• **TASK BRIEF**: Every line of the data must be copied exactly.

• **TASK INPUTS**:
++++++++++++++++++++
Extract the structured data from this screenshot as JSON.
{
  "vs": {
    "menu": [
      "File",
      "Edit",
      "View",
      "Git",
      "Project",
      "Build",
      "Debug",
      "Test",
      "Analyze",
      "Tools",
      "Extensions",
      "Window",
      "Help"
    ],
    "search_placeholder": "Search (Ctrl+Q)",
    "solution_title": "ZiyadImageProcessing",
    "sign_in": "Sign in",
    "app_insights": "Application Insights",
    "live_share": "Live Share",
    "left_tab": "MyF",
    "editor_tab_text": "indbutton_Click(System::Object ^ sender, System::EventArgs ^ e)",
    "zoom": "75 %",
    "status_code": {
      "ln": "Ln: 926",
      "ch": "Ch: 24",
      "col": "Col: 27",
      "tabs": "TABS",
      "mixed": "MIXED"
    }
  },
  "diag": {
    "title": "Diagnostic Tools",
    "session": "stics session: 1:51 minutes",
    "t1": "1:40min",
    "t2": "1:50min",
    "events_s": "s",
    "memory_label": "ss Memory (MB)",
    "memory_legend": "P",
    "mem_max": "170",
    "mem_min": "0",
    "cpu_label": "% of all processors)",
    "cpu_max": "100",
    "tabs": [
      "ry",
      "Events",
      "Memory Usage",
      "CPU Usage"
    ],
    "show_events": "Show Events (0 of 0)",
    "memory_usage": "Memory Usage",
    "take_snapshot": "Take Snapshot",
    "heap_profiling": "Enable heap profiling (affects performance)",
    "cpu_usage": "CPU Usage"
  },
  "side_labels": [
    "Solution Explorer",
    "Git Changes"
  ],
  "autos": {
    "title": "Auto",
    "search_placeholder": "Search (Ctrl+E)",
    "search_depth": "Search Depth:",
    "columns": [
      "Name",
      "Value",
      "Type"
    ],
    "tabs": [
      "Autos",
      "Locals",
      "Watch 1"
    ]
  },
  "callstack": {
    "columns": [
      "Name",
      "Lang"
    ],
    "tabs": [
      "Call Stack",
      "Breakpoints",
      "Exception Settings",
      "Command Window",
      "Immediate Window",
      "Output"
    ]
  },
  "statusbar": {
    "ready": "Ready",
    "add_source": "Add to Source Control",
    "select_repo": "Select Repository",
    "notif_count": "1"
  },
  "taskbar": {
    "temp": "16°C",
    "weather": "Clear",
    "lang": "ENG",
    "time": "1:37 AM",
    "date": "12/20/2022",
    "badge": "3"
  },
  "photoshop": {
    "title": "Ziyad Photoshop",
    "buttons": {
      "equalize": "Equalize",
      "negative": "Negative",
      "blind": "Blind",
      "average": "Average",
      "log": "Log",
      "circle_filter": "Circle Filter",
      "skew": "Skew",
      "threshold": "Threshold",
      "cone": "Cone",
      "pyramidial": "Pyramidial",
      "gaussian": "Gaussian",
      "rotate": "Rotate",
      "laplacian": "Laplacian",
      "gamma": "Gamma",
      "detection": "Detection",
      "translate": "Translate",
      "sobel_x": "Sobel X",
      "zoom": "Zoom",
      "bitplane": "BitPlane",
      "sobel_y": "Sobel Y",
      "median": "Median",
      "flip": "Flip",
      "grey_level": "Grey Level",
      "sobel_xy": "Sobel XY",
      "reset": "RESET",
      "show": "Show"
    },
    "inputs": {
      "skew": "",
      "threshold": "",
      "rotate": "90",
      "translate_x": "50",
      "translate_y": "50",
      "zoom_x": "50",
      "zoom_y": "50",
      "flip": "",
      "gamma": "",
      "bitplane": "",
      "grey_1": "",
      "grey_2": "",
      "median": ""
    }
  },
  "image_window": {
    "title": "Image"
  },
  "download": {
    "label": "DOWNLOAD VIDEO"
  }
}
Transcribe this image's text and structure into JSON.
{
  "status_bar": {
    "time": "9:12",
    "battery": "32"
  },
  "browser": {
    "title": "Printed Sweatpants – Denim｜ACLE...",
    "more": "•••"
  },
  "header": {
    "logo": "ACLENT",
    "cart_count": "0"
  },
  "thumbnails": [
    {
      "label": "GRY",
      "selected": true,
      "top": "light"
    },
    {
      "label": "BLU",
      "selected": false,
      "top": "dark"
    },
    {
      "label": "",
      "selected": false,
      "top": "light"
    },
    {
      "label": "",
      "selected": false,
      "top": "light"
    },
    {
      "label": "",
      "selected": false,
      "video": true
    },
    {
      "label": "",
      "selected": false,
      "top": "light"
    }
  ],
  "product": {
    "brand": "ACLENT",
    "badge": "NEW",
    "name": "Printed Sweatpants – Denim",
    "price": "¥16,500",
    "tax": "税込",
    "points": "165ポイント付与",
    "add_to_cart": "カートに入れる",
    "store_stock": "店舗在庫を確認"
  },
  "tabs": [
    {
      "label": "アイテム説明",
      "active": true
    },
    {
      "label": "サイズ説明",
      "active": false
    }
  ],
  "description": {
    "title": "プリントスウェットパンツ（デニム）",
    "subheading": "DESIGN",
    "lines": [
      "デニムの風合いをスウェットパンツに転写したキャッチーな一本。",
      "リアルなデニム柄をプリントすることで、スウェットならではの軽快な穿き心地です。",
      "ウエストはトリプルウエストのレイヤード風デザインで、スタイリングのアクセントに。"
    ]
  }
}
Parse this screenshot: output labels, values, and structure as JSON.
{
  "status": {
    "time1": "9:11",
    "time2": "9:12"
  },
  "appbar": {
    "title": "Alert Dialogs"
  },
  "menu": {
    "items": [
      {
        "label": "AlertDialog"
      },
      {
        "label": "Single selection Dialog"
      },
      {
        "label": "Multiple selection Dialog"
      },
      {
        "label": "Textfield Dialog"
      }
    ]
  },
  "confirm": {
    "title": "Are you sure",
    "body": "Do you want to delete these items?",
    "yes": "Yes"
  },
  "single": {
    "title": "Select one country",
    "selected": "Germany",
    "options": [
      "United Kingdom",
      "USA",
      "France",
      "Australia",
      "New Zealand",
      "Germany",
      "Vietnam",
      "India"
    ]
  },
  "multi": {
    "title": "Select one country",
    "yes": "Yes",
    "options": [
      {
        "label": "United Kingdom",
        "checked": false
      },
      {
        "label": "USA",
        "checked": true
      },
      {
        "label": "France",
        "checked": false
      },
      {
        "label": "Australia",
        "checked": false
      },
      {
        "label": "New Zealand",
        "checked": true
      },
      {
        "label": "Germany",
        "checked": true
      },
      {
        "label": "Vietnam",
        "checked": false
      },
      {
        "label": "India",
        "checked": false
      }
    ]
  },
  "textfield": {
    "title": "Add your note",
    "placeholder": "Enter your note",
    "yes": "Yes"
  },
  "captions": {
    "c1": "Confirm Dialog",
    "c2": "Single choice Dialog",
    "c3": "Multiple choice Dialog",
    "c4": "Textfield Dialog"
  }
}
++++++++++++++++++++
• **REPLY**:
Extract the structured data from this screenshot as JSON.
{
  "vs": {
    "menu": [
      "File",
      "Edit",
      "View",
      "Git",
      "Project",
      "Build",
      "Debug",
      "Test",
      "Analyze",
      "Tools",
      "Extensions",
      "Window",
      "Help"
    ],
    "search_placeholder": "Search (Ctrl+Q)",
    "solution_title": "ZiyadImageProcessing",
    "sign_in": "Sign in",
    "app_insights": "Application Insights",
    "live_share": "Live Share",
    "left_tab": "MyF",
    "editor_tab_text": "indbutton_Click(System::Object ^ sender, System::EventArgs ^ e)",
    "zoom": "75 %",
    "status_code": {
      "ln": "Ln: 926",
      "ch": "Ch: 24",
      "col": "Col: 27",
      "tabs": "TABS",
      "mixed": "MIXED"
    }
  },
  "diag": {
    "title": "Diagnostic Tools",
    "session": "stics session: 1:51 minutes",
    "t1": "1:40min",
    "t2": "1:50min",
    "events_s": "s",
    "memory_label": "ss Memory (MB)",
    "memory_legend": "P",
    "mem_max": "170",
    "mem_min": "0",
    "cpu_label": "% of all processors)",
    "cpu_max": "100",
    "tabs": [
      "ry",
      "Events",
      "Memory Usage",
      "CPU Usage"
    ],
    "show_events": "Show Events (0 of 0)",
    "memory_usage": "Memory Usage",
    "take_snapshot": "Take Snapshot",
    "heap_profiling": "Enable heap profiling (affects performance)",
    "cpu_usage": "CPU Usage"
  },
  "side_labels": [
    "Solution Explorer",
    "Git Changes"
  ],
  "autos": {
    "title": "Auto",
    "search_placeholder": "Search (Ctrl+E)",
    "search_depth": "Search Depth:",
    "columns": [
      "Name",
      "Value",
      "Type"
    ],
    "tabs": [
      "Autos",
      "Locals",
      "Watch 1"
    ]
  },
  "callstack": {
    "columns": [
      "Name",
      "Lang"
    ],
    "tabs": [
      "Call Stack",
      "Breakpoints",
      "Exception Settings",
      "Command Window",
      "Immediate Window",
      "Output"
    ]
  },
  "statusbar": {
    "ready": "Ready",
    "add_source": "Add to Source Control",
    "select_repo": "Select Repository",
    "notif_count": "1"
  },
  "taskbar": {
    "temp": "16°C",
    "weather": "Clear",
    "lang": "ENG",
    "time": "1:37 AM",
    "date": "12/20/2022",
    "badge": "3"
  },
  "photoshop": {
    "title": "Ziyad Photoshop",
    "buttons": {
      "equalize": "Equalize",
      "negative": "Negative",
      "blind": "Blind",
      "average": "Average",
      "log": "Log",
      "circle_filter": "Circle Filter",
      "skew": "Skew",
      "threshold": "Threshold",
      "cone": "Cone",
      "pyramidial": "Pyramidial",
      "gaussian": "Gaussian",
      "rotate": "Rotate",
      "laplacian": "Laplacian",
      "gamma": "Gamma",
      "detection": "Detection",
      "translate": "Translate",
      "sobel_x": "Sobel X",
      "zoom": "Zoom",
      "bitplane": "BitPlane",
      "sobel_y": "Sobel Y",
      "median": "Median",
      "flip": "Flip",
      "grey_level": "Grey Level",
      "sobel_xy": "Sobel XY",
      "reset": "RESET",
      "show": "Show"
    },
    "inputs": {
      "skew": "",
      "threshold": "",
      "rotate": "90",
      "translate_x": "50",
      "translate_y": "50",
      "zoom_x": "50",
      "zoom_y": "50",
      "flip": "",
      "gamma": "",
      "bitplane": "",
      "grey_1": "",
      "grey_2": "",
      "median": ""
    }
  },
  "image_window": {
    "title": "Image"
  },
  "download": {
    "label": "DOWNLOAD VIDEO"
  }
}
Transcribe this image's text and structure into JSON.
{
  "status_bar": {
    "time": "9:12",
    "battery": "32"
  },
  "browser": {
    "title": "Printed Sweatpants – Denim｜ACLE...",
    "more": "•••"
  },
  "header": {
    "logo": "ACLENT",
    "cart_count": "0"
  },
  "thumbnails": [
    {
      "label": "GRY",
      "selected": true,
      "top": "light"
    },
    {
      "label": "BLU",
      "selected": false,
      "top": "dark"
    },
    {
      "label": "",
      "selected": false,
      "top": "light"
    },
    {
      "label": "",
      "selected": false,
      "top": "light"
    },
    {
      "label": "",
      "selected": false,
      "video": true
    },
    {
      "label": "",
      "selected": false,
      "top": "light"
    }
  ],
  "product": {
    "brand": "ACLENT",
    "badge": "NEW",
    "name": "Printed Sweatpants – Denim",
    "price": "¥16,500",
    "tax": "税込",
    "points": "165ポイント付与",
    "add_to_cart": "カートに入れる",
    "store_stock": "店舗在庫を確認"
  },
  "tabs": [
    {
      "label": "アイテム説明",
      "active": true
    },
    {
      "label": "サイズ説明",
      "active": false
    }
  ],
  "description": {
    "title": "プリントスウェットパンツ（デニム）",
    "subheading": "DESIGN",
    "lines": [
      "デニムの風合いをスウェットパンツに転写したキャッチーな一本。",
      "リアルなデニム柄をプリントすることで、スウェットならではの軽快な穿き心地です。",
      "ウエストはトリプルウエストのレイヤード風デザインで、スタイリングのアクセントに。"
    ]
  }
}
Parse this screenshot: output labels, values, and structure as JSON.
{
  "status": {
    "time1": "9:11",
    "time2": "9:12"
  },
  "appbar": {
    "title": "Alert Dialogs"
  },
  "menu": {
    "items": [
      {
        "label": "AlertDialog"
      },
      {
        "label": "Single selection Dialog"
      },
      {
        "label": "Multiple selection Dialog"
      },
      {
        "label": "Textfield Dialog"
      }
    ]
  },
  "confirm": {
    "title": "Are you sure",
    "body": "Do you want to delete these items?",
    "yes": "Yes"
  },
  "single": {
    "title": "Select one country",
    "selected": "Germany",
    "options": [
      "United Kingdom",
      "USA",
      "France",
      "Australia",
      "New Zealand",
      "Germany",
      "Vietnam",
      "India"
    ]
  },
  "multi": {
    "title": "Select one country",
    "yes": "Yes",
    "options": [
      {
        "label": "United Kingdom",
        "checked": false
      },
      {
        "label": "USA",
        "checked": true
      },
      {
        "label": "France",
        "checked": false
      },
      {
        "label": "Australia",
        "checked": false
      },
      {
        "label": "New Zealand",
        "checked": true
      },
      {
        "label": "Germany",
        "checked": true
      },
      {
        "label": "Vietnam",
        "checked": false
      },
      {
        "label": "India",
        "checked": false
      }
    ]
  },
  "textfield": {
    "title": "Add your note",
    "placeholder": "Enter your note",
    "yes": "Yes"
  },
  "captions": {
    "c1": "Confirm Dialog",
    "c2": "Single choice Dialog",
    "c3": "Multiple choice Dialog",
    "c4": "Textfield Dialog"
  }
}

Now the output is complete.